The entire listing is to be repeated verbatim.

◆ **ENTRIES**:
<<<<

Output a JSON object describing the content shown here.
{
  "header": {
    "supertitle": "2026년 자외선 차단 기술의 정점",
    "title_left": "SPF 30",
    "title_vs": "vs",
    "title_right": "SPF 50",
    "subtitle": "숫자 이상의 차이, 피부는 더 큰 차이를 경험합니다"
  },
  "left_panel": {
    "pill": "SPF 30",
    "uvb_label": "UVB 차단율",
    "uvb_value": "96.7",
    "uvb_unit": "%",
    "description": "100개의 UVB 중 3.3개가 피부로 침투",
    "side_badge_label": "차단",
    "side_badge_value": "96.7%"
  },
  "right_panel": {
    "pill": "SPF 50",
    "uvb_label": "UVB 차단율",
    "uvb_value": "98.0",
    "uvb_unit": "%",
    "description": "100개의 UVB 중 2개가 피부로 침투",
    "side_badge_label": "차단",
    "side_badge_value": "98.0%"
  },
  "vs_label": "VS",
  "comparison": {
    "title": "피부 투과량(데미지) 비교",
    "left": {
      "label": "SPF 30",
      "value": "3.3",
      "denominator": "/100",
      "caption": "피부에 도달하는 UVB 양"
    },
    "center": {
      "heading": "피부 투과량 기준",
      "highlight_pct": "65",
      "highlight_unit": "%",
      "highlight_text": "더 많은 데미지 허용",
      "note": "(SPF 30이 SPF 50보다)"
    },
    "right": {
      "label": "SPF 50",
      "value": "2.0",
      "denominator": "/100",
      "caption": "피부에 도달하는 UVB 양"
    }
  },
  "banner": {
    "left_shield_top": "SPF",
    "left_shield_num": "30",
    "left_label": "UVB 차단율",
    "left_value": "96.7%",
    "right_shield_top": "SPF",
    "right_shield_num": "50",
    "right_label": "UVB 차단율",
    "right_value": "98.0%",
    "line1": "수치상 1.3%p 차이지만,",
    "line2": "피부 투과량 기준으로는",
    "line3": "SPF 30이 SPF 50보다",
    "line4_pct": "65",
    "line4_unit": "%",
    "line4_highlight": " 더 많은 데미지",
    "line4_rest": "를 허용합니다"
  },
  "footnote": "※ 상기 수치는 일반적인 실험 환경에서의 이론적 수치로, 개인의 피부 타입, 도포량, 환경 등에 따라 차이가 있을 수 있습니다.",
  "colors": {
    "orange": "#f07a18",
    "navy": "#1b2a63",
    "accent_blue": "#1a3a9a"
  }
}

>>>>

◆ **OUTPUT BELOW**:
Output a JSON object describing the content shown here.
{
  "header": {
    "supertitle": "2026년 자외선 차단 기술의 정점",
    "title_left": "SPF 30",
    "title_vs": "vs",
    "title_right": "SPF 50",
    "subtitle": "숫자 이상의 차이, 피부는 더 큰 차이를 경험합니다"
  },
  "left_panel": {
    "pill": "SPF 30",
    "uvb_label": "UVB 차단율",
    "uvb_value": "96.7",
    "uvb_unit": "%",
    "description": "100개의 UVB 중 3.3개가 피부로 침투",
    "side_badge_label": "차단",
    "side_badge_value": "96.7%"
  },
  "right_panel": {
    "pill": "SPF 50",
    "uvb_label": "UVB 차단율",
    "uvb_value": "98.0",
    "uvb_unit": "%",
    "description": "100개의 UVB 중 2개가 피부로 침투",
    "side_badge_label": "차단",
    "side_badge_value": "98.0%"
  },
  "vs_label": "VS",
  "comparison": {
    "title": "피부 투과량(데미지) 비교",
    "left": {
      "label": "SPF 30",
      "value": "3.3",
      "denominator": "/100",
      "caption": "피부에 도달하는 UVB 양"
    },
    "center": {
      "heading": "피부 투과량 기준",
      "highlight_pct": "65",
      "highlight_unit": "%",
      "highlight_text": "더 많은 데미지 허용",
      "note": "(SPF 30이 SPF 50보다)"
    },
    "right": {
      "label": "SPF 50",
      "value": "2.0",
      "denominator": "/100",
      "caption": "피부에 도달하는 UVB 양"
    }
  },
  "banner": {
    "left_shield_top": "SPF",
    "left_shield_num": "30",
    "left_label": "UVB 차단율",
    "left_value": "96.7%",
    "right_shield_top": "SPF",
    "right_shield_num": "50",
    "right_label": "UVB 차단율",
    "right_value": "98.0%",
    "line1": "수치상 1.3%p 차이지만,",
    "line2": "피부 투과량 기준으로는",
    "line3": "SPF 30이 SPF 50보다",
    "line4_pct": "65",
    "line4_unit": "%",
    "line4_highlight": " 더 많은 데미지",
    "line4_rest": "를 허용합니다"
  },
  "footnote": "※ 상기 수치는 일반적인 실험 환경에서의 이론적 수치로, 개인의 피부 타입, 도포량, 환경 등에 따라 차이가 있을 수 있습니다.",
  "colors": {
    "orange": "#f07a18",
    "navy": "#1b2a63",
    "accent_blue": "#1a3a9a"
  }
}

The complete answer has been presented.